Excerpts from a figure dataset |
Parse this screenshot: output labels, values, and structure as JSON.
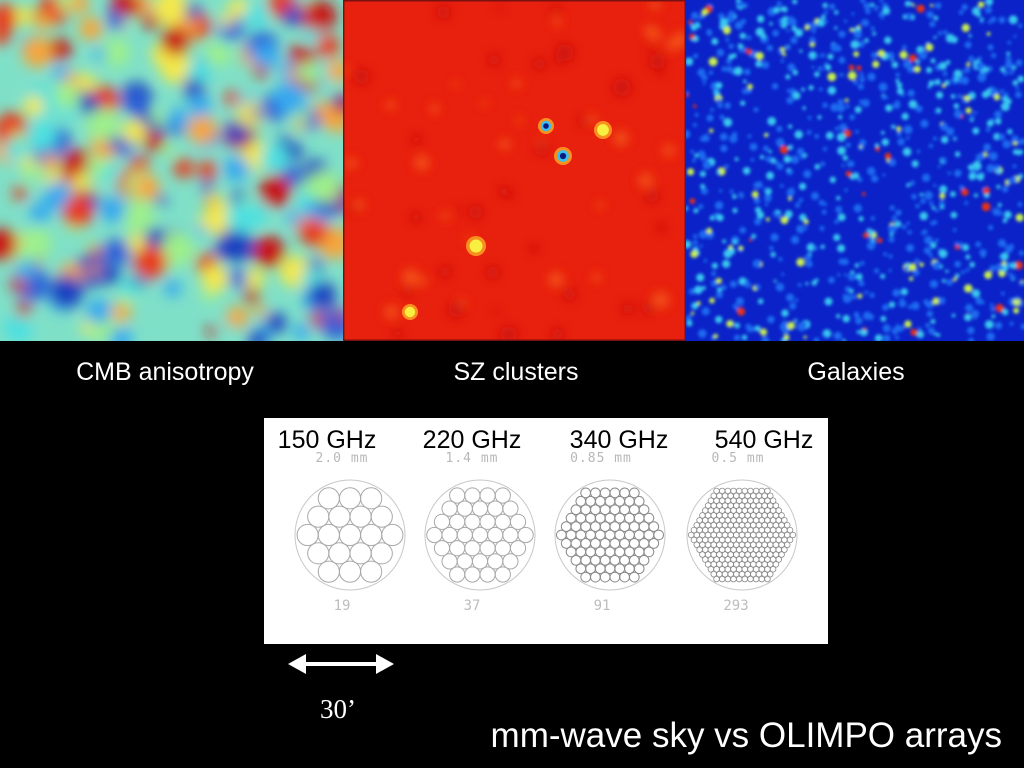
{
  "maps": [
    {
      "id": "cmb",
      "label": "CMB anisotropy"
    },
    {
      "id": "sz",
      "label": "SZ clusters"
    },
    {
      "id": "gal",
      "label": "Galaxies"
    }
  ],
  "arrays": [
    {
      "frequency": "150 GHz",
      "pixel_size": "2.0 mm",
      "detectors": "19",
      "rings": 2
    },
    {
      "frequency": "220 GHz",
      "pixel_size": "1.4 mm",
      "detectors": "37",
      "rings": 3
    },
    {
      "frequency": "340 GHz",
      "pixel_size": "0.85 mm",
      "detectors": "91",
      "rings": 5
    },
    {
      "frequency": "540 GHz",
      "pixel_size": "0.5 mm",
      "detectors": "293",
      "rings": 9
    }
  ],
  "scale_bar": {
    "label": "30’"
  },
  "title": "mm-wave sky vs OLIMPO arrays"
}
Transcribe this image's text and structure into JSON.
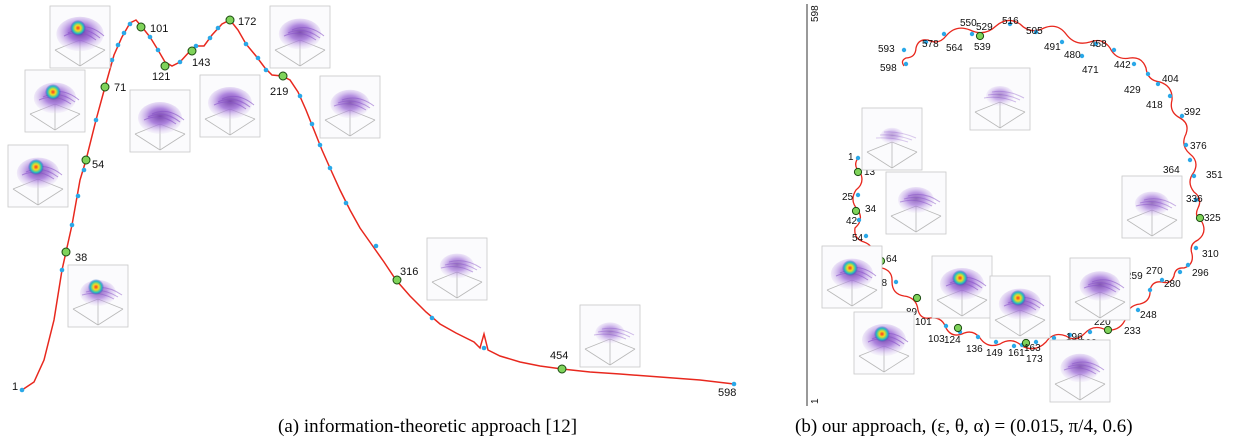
...
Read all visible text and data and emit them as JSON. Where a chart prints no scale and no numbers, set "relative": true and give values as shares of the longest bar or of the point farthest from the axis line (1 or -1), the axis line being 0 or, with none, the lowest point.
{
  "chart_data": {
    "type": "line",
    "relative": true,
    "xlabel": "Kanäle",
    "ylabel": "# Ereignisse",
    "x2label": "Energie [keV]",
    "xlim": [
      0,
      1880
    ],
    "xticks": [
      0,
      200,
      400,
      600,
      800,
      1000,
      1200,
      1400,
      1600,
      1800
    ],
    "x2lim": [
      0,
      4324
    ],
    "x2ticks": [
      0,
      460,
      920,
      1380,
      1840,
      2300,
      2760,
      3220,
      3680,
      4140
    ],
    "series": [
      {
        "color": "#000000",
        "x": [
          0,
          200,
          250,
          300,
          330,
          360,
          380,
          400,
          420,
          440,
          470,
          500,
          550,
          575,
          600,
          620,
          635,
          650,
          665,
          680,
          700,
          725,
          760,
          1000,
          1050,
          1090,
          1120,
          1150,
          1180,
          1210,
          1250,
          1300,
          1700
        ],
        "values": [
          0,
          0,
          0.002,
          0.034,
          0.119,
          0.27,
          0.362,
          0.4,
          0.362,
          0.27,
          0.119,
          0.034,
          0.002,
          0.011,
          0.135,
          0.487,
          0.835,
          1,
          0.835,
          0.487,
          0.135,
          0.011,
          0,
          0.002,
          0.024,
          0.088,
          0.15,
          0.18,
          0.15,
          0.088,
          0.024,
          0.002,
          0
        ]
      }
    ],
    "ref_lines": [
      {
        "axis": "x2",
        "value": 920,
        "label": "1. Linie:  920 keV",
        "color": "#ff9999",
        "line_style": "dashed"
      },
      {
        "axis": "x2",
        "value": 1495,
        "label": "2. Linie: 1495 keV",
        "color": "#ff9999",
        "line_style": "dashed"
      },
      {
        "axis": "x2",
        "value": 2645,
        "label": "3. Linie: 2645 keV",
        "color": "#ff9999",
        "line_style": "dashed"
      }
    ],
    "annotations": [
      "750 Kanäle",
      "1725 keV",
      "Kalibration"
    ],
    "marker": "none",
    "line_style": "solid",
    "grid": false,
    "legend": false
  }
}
---
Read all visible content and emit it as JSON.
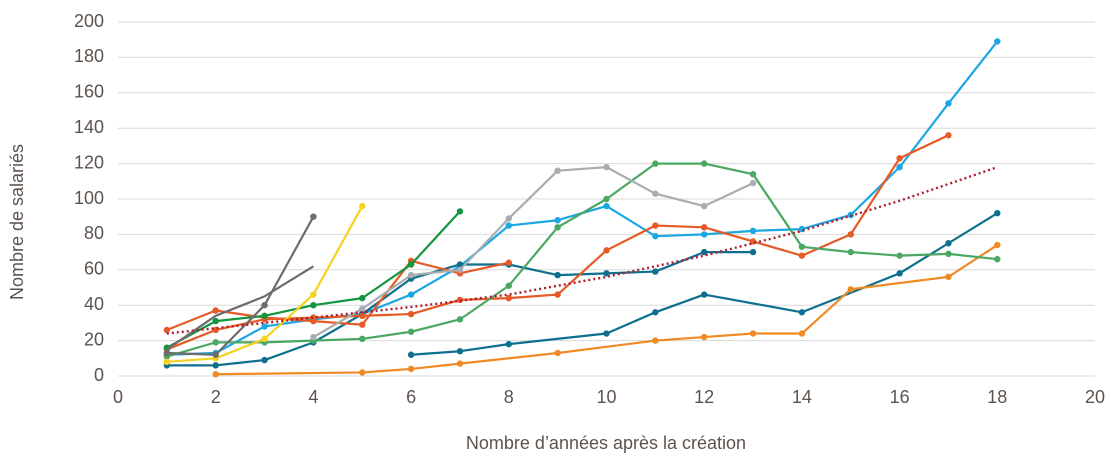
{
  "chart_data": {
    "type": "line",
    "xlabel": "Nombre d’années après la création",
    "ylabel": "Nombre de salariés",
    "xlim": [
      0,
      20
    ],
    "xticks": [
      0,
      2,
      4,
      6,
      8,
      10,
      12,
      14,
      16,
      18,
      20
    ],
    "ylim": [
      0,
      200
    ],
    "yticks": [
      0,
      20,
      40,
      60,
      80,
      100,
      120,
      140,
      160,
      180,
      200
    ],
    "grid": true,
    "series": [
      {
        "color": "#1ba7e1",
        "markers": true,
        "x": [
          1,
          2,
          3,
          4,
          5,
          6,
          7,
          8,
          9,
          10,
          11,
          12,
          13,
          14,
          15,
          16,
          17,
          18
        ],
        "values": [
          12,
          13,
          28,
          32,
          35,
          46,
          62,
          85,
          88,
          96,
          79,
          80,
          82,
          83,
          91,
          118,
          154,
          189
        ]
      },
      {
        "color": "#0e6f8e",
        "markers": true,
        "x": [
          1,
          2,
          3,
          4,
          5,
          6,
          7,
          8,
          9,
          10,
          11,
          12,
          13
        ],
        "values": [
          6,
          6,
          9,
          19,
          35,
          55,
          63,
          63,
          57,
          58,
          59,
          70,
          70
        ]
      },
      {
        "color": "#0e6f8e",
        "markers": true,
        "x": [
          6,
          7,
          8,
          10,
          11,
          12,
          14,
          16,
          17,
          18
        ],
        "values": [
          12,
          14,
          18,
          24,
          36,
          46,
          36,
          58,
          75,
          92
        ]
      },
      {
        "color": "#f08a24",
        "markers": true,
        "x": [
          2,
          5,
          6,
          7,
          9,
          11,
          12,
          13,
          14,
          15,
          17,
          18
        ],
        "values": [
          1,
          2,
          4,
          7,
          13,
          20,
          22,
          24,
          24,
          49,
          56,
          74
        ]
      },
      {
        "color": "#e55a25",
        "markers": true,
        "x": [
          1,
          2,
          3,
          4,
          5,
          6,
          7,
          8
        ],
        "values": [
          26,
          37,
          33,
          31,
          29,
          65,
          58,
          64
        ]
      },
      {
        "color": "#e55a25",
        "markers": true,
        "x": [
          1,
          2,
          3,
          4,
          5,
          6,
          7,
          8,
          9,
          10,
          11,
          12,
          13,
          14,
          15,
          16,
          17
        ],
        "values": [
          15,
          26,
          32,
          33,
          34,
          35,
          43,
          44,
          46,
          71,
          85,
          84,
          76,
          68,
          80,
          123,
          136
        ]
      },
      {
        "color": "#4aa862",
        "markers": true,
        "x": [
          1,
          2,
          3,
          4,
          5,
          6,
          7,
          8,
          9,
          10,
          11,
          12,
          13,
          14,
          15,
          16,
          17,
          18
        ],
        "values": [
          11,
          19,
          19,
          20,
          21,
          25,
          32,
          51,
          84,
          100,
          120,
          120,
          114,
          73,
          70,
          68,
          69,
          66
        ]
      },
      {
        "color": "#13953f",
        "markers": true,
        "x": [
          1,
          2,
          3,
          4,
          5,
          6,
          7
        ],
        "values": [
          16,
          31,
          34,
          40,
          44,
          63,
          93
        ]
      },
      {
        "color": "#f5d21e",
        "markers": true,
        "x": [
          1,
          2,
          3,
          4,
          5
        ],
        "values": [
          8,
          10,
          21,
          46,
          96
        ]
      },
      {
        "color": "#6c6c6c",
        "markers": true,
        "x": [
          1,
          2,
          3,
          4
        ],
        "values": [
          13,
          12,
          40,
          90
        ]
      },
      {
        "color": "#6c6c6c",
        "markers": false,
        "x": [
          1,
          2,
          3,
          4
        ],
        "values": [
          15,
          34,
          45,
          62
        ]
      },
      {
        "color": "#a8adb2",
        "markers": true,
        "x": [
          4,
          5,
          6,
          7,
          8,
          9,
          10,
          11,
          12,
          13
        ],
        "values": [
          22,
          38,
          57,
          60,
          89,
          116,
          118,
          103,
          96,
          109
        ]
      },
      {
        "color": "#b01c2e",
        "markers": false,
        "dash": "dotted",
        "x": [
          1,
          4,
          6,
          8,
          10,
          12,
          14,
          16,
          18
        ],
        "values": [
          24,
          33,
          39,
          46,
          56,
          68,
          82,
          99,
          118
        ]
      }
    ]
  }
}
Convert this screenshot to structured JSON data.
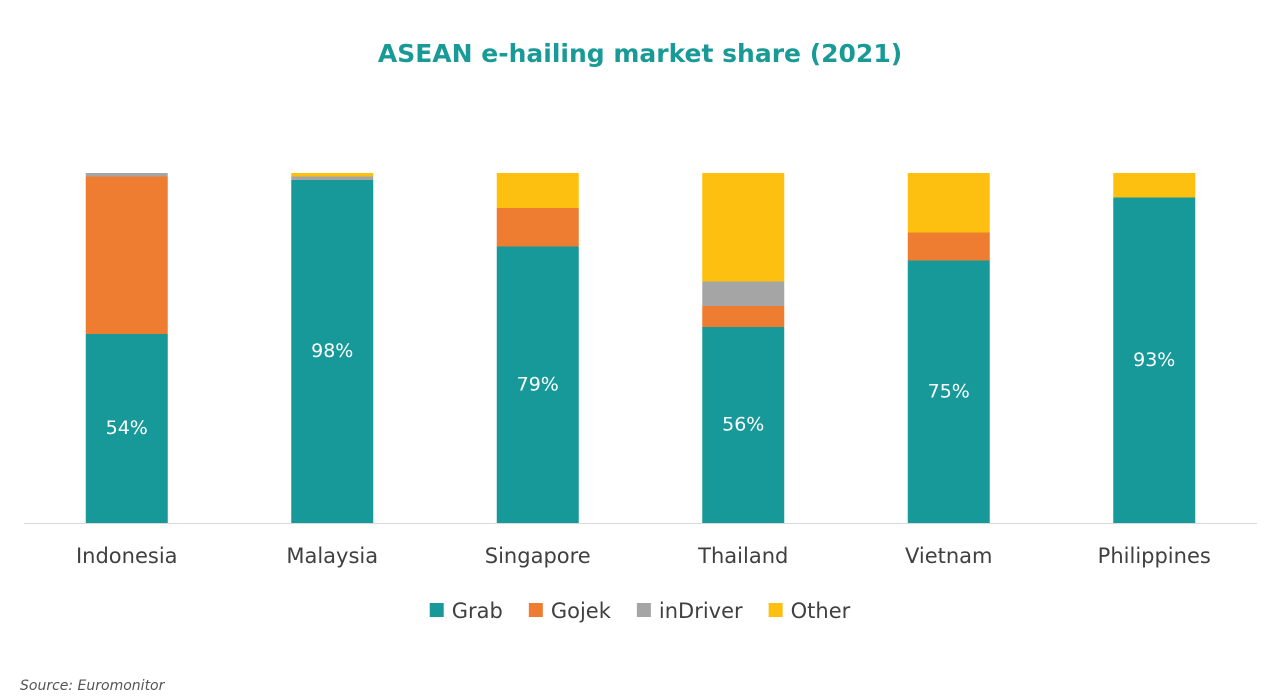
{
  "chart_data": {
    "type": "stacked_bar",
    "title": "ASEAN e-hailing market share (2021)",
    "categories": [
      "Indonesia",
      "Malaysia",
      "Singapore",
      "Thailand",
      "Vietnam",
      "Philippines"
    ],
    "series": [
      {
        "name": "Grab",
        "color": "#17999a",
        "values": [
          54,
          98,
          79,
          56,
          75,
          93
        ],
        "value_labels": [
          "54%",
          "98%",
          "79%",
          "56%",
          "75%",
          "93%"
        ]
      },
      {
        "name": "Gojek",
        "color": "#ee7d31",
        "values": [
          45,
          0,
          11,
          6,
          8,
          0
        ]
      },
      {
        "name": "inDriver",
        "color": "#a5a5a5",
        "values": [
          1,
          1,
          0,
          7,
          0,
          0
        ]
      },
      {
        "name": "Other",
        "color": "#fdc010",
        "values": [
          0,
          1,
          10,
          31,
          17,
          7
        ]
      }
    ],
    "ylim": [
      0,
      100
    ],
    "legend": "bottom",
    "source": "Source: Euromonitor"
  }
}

Exercise requirements | Quote only the lines running from the line with "Parse this screenshot: output" to the line with "Transcribe this image's", ends included, exactly as they appear and without the pictures.

Written response |
Parse this screenshot: output labels, values, and structure as JSON.
{
  "maps": [
    {
      "id": "cmb",
      "label": "CMB anisotropy"
    },
    {
      "id": "sz",
      "label": "SZ clusters"
    },
    {
      "id": "gal",
      "label": "Galaxies"
    }
  ],
  "arrays": [
    {
      "frequency": "150 GHz",
      "pixel_size": "2.0 mm",
      "detectors": "19",
      "rings": 2
    },
    {
      "frequency": "220 GHz",
      "pixel_size": "1.4 mm",
      "detectors": "37",
      "rings": 3
    },
    {
      "frequency": "340 GHz",
      "pixel_size": "0.85 mm",
      "detectors": "91",
      "rings": 5
    },
    {
      "frequency": "540 GHz",
      "pixel_size": "0.5 mm",
      "detectors": "293",
      "rings": 9
    }
  ],
  "scale_bar": {
    "label": "30’"
  },
  "title": "mm-wave sky vs OLIMPO arrays"
}
Transcribe this image's text and structure into JSON.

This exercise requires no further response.